#### Exercise prompt
Copy everything in the data below exactly except the pictures.
[BEGIN Extracted material]
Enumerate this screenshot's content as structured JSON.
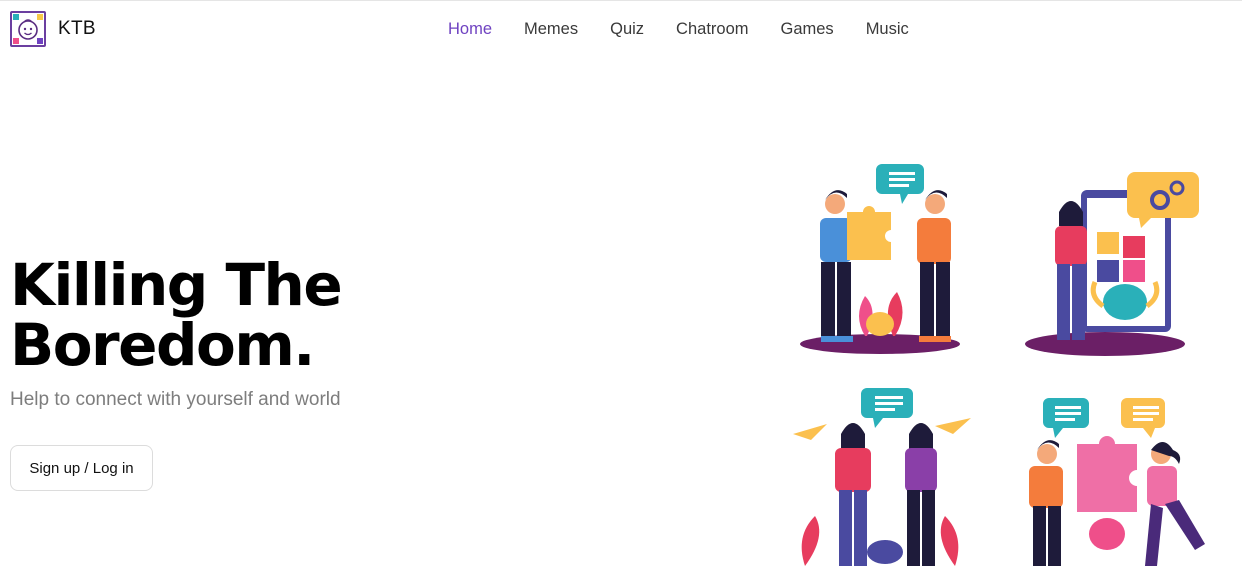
{
  "brand": {
    "name": "KTB",
    "logo_icon": "baby-face-icon"
  },
  "nav": {
    "items": [
      {
        "label": "Home",
        "active": true
      },
      {
        "label": "Memes",
        "active": false
      },
      {
        "label": "Quiz",
        "active": false
      },
      {
        "label": "Chatroom",
        "active": false
      },
      {
        "label": "Games",
        "active": false
      },
      {
        "label": "Music",
        "active": false
      }
    ]
  },
  "hero": {
    "title_line1": "Killing The",
    "title_line2": "Boredom.",
    "subtitle": "Help to connect with yourself and world",
    "cta_label": "Sign up / Log in"
  },
  "colors": {
    "accent": "#6f42c1",
    "text": "#000000",
    "muted": "#7d7d7d",
    "illustration_teal": "#2ab0b9",
    "illustration_yellow": "#fbc04e",
    "illustration_orange": "#f47c3c",
    "illustration_purple": "#6b1f66"
  }
}
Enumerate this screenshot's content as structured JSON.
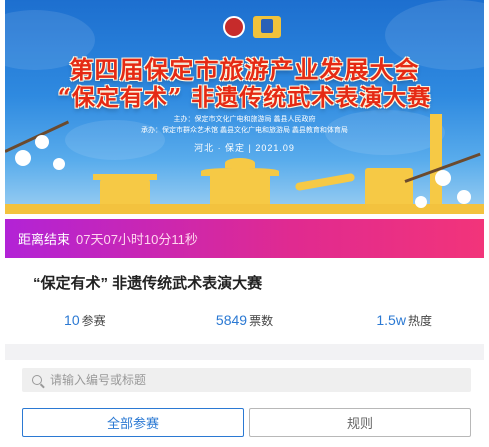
{
  "banner": {
    "title_line1": "第四届保定市旅游产业发展大会",
    "title_line2": "“保定有术” 非遗传统武术表演大赛",
    "host_line1": "主办：保定市文化广电和旅游局    蠡县人民政府",
    "host_line2": "承办：保定市群众艺术馆  蠡县文化广电和旅游局  蠡县教育和体育局",
    "date_line": "河北 · 保定  |  2021.09"
  },
  "countdown": {
    "label": "距离结束",
    "value": "07天07小时10分11秒"
  },
  "contest_title": "“保定有术” 非遗传统武术表演大赛",
  "stats": [
    {
      "value": "10",
      "unit": "参赛"
    },
    {
      "value": "5849",
      "unit": "票数"
    },
    {
      "value": "1.5w",
      "unit": "热度"
    }
  ],
  "search": {
    "placeholder": "请输入编号或标题",
    "value": ""
  },
  "tabs": {
    "all_label": "全部参赛",
    "rules_label": "规则"
  },
  "colors": {
    "accent": "#2b79d3",
    "countdown_start": "#b223d6",
    "countdown_end": "#f2347a",
    "title_red": "#e52a14"
  }
}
[END Extracted material]
#### Complete answer
Enumerate this screenshot's content as structured JSON.
{
  "brand": {
    "name": "KTB",
    "logo_icon": "baby-face-icon"
  },
  "nav": {
    "items": [
      {
        "label": "Home",
        "active": true
      },
      {
        "label": "Memes",
        "active": false
      },
      {
        "label": "Quiz",
        "active": false
      },
      {
        "label": "Chatroom",
        "active": false
      },
      {
        "label": "Games",
        "active": false
      },
      {
        "label": "Music",
        "active": false
      }
    ]
  },
  "hero": {
    "title_line1": "Killing The",
    "title_line2": "Boredom.",
    "subtitle": "Help to connect with yourself and world",
    "cta_label": "Sign up / Log in"
  },
  "colors": {
    "accent": "#6f42c1",
    "text": "#000000",
    "muted": "#7d7d7d",
    "illustration_teal": "#2ab0b9",
    "illustration_yellow": "#fbc04e",
    "illustration_orange": "#f47c3c",
    "illustration_purple": "#6b1f66"
  }
}
Enumerate this screenshot's content as structured JSON.
{
  "banner": {
    "title_line1": "第四届保定市旅游产业发展大会",
    "title_line2": "“保定有术” 非遗传统武术表演大赛",
    "host_line1": "主办：保定市文化广电和旅游局    蠡县人民政府",
    "host_line2": "承办：保定市群众艺术馆  蠡县文化广电和旅游局  蠡县教育和体育局",
    "date_line": "河北 · 保定  |  2021.09"
  },
  "countdown": {
    "label": "距离结束",
    "value": "07天07小时10分11秒"
  },
  "contest_title": "“保定有术” 非遗传统武术表演大赛",
  "stats": [
    {
      "value": "10",
      "unit": "参赛"
    },
    {
      "value": "5849",
      "unit": "票数"
    },
    {
      "value": "1.5w",
      "unit": "热度"
    }
  ],
  "search": {
    "placeholder": "请输入编号或标题",
    "value": ""
  },
  "tabs": {
    "all_label": "全部参赛",
    "rules_label": "规则"
  },
  "colors": {
    "accent": "#2b79d3",
    "countdown_start": "#b223d6",
    "countdown_end": "#f2347a",
    "title_red": "#e52a14"
  }
}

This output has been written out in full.